---------- Text for analysis
Months after the 2020 election, the battle to ensure voter integrity in future elections is still being fought in a number of swing states around the country, including Arizona where state Republican senators scored a massive court victory this week.
According to the Washington Examiner, the Maricopa County, Arizona board of elections took issue with state Senate Republicans issuing subpoenas to conduct additional ballot and equipment audits. The county’s Superior Court ruled this week that the subpoenas are “legal and enforceable.”
Judge Timothy Thomason made that crystal clear in his ruling, saying that “The Court finds that Subpoenas are legal and enforceable. There is no question that the Senators have the power to issue legislative subpoenas.”
The county board’s issue with Republican state senators issuing the subpoenas revolved around their interpretation of the law, which they believe clearly indicates that it would be illegal for the state Senate to access sealed ballots.
But Judge Thomason cleared up those concerns in his ruling, stressing that given the context of the state Senate’s inquiry, accessing the ballots and equipment used to tabulate them is fair game, given that it’s part of an election integrity investigation.
“The Arizona legislature clearly has the power to investigate and examine election reform matters. Accordingly, the Senators have the power to subpoena material as part of an inquiry into election reform measures,” the judge said.
The county board also contends that they’ve had independent parties conduct multiple audits on the ballots and equipment, which should belay any concerns at this point in time. They released a report earlier this week indicating that not only did the machines function as they should have but that all voter information was valid.
However, state Senate Republicans are seemingly unconvinced that the audits were effective, hence their issuance of two subpoenas to take matters into their own hands, which they’ll now have the legal power to do, thanks to Thomason’s ruling.
--------------------
---------- Given information
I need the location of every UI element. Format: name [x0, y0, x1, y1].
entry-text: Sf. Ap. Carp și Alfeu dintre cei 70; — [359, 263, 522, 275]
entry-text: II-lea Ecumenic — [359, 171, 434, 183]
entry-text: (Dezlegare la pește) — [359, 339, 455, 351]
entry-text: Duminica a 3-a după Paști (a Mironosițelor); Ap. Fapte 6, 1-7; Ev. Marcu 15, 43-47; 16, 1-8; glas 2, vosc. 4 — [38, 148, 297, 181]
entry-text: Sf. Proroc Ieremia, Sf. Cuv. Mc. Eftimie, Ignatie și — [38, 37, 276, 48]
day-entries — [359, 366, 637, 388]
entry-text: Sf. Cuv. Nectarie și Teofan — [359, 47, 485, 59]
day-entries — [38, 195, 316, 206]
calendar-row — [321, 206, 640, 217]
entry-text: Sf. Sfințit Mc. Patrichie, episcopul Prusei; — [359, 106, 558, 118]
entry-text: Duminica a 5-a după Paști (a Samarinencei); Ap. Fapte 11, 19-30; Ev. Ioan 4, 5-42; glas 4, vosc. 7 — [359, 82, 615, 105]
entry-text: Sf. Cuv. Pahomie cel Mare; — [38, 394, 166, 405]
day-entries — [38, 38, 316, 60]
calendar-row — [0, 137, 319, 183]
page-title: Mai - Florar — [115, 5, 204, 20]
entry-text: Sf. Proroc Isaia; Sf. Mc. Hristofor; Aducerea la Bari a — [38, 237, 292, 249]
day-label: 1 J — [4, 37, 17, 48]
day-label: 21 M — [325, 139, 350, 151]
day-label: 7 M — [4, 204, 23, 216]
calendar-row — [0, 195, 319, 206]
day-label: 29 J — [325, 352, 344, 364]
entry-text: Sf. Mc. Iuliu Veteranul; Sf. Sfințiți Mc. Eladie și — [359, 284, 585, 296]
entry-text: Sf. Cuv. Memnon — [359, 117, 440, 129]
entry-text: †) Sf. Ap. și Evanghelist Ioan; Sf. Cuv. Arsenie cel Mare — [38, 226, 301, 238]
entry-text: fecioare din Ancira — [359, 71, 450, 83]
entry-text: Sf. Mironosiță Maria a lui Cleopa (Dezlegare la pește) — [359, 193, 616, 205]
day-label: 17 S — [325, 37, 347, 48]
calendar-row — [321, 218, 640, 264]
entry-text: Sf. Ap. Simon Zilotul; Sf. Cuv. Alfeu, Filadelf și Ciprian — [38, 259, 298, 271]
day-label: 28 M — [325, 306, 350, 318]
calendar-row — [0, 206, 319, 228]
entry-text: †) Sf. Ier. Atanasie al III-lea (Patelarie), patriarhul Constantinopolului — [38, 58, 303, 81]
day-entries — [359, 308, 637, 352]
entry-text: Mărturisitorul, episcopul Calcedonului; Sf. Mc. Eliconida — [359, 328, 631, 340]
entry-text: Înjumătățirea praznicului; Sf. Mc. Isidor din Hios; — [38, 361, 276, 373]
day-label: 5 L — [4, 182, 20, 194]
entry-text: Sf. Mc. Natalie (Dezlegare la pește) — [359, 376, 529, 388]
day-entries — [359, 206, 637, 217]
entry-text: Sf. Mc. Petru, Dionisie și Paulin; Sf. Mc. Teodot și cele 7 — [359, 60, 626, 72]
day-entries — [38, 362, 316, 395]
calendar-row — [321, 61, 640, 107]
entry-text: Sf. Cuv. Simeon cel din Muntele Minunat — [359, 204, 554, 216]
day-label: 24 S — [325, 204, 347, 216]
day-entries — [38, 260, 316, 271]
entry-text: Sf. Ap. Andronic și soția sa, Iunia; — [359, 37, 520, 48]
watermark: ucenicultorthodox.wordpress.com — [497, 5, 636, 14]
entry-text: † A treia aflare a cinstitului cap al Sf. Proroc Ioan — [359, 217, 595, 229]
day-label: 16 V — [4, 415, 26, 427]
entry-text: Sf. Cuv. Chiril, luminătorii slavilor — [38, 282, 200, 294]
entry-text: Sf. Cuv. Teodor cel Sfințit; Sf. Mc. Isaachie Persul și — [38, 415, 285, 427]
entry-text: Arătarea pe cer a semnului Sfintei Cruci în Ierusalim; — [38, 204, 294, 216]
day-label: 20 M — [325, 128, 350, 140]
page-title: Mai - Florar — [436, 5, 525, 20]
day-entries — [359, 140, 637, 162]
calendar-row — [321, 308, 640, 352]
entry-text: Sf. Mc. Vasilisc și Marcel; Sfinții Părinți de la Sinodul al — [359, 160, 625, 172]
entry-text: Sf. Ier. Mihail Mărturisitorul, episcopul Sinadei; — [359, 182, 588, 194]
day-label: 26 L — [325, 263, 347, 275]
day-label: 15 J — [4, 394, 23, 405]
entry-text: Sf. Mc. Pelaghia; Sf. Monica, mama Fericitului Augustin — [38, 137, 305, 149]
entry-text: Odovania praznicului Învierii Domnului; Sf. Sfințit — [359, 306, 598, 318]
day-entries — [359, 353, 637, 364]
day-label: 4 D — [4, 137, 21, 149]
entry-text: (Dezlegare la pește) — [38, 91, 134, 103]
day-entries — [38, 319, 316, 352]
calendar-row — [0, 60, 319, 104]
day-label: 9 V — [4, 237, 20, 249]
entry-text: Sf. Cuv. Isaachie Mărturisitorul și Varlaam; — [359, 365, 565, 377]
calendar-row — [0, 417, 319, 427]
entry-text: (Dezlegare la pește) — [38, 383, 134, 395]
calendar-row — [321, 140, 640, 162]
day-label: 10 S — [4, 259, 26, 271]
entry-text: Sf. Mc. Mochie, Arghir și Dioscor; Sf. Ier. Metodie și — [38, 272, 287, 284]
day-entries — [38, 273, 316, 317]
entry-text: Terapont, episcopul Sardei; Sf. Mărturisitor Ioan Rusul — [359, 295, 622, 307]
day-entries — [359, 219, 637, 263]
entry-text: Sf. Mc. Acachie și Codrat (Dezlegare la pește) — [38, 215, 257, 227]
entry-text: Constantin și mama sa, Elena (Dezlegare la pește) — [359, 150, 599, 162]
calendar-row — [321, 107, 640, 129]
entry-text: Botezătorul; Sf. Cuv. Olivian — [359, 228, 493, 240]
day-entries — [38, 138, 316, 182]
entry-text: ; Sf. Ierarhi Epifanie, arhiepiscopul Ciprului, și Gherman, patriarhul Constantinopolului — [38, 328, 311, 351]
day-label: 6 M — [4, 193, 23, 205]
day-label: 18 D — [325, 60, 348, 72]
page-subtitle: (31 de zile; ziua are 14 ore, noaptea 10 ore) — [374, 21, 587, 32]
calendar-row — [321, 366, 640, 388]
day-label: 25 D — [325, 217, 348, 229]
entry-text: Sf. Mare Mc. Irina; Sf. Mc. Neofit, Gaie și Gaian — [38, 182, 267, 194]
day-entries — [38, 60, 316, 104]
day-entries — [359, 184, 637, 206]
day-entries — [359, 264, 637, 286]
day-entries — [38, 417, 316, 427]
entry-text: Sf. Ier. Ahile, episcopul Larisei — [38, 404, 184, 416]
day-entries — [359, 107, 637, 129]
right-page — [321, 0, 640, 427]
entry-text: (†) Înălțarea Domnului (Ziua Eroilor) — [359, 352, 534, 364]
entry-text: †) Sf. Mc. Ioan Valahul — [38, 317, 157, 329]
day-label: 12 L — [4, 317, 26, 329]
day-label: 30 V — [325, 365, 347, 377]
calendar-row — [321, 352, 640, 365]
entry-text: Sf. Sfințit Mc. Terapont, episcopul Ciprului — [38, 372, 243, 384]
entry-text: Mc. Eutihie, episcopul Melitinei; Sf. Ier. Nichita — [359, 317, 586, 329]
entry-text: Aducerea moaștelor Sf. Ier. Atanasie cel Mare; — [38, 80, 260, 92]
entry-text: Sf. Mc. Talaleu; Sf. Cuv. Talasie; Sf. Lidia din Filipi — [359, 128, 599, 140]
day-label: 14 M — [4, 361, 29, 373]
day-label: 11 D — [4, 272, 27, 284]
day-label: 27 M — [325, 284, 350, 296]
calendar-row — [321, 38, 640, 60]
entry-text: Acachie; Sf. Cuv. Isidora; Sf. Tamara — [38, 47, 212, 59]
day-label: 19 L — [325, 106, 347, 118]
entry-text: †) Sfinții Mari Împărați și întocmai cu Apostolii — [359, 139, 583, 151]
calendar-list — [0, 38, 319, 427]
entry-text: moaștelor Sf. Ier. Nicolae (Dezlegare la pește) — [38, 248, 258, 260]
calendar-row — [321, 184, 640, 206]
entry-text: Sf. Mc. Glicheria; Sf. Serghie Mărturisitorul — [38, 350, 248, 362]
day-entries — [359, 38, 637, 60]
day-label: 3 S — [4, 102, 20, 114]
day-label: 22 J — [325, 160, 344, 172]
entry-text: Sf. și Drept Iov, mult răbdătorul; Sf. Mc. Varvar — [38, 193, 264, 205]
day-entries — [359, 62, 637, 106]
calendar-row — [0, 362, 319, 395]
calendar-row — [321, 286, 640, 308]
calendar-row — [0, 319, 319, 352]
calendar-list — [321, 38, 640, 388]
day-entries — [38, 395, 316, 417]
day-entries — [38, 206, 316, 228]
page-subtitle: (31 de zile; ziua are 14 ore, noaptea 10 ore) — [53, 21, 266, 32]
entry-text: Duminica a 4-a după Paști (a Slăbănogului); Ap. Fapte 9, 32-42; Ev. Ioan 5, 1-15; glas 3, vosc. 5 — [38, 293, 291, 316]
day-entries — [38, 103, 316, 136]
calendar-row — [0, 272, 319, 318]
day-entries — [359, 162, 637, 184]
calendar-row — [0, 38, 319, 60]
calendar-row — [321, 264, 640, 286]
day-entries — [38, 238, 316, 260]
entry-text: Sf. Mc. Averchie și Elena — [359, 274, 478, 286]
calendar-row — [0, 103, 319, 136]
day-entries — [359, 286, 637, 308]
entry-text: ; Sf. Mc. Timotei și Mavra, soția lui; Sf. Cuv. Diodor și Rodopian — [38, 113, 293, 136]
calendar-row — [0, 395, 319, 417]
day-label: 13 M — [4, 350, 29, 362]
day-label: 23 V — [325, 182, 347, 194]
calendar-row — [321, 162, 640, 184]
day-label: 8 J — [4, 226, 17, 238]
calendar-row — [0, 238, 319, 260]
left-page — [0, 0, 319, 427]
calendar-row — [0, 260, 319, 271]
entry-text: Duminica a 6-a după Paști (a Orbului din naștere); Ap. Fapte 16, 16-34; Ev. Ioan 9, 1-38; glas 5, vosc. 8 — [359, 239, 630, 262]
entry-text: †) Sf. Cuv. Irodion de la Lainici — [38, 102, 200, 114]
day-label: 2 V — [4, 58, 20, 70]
--------------------
List every passage that appears inside quotation marks in the article on the Arizona subpoena ruling. Please work only from the article, not from the lines.

1. “legal and enforceable.”
2. “The Court finds that Subpoenas are legal and enforceable. There is no question that the Senators have the power to issue legislative subpoenas.”
3. “The Arizona legislature clearly has the power to investigate and examine election reform matters. Accordingly, the Senators have the power to subpoena material as part of an inquiry into election reform measures,”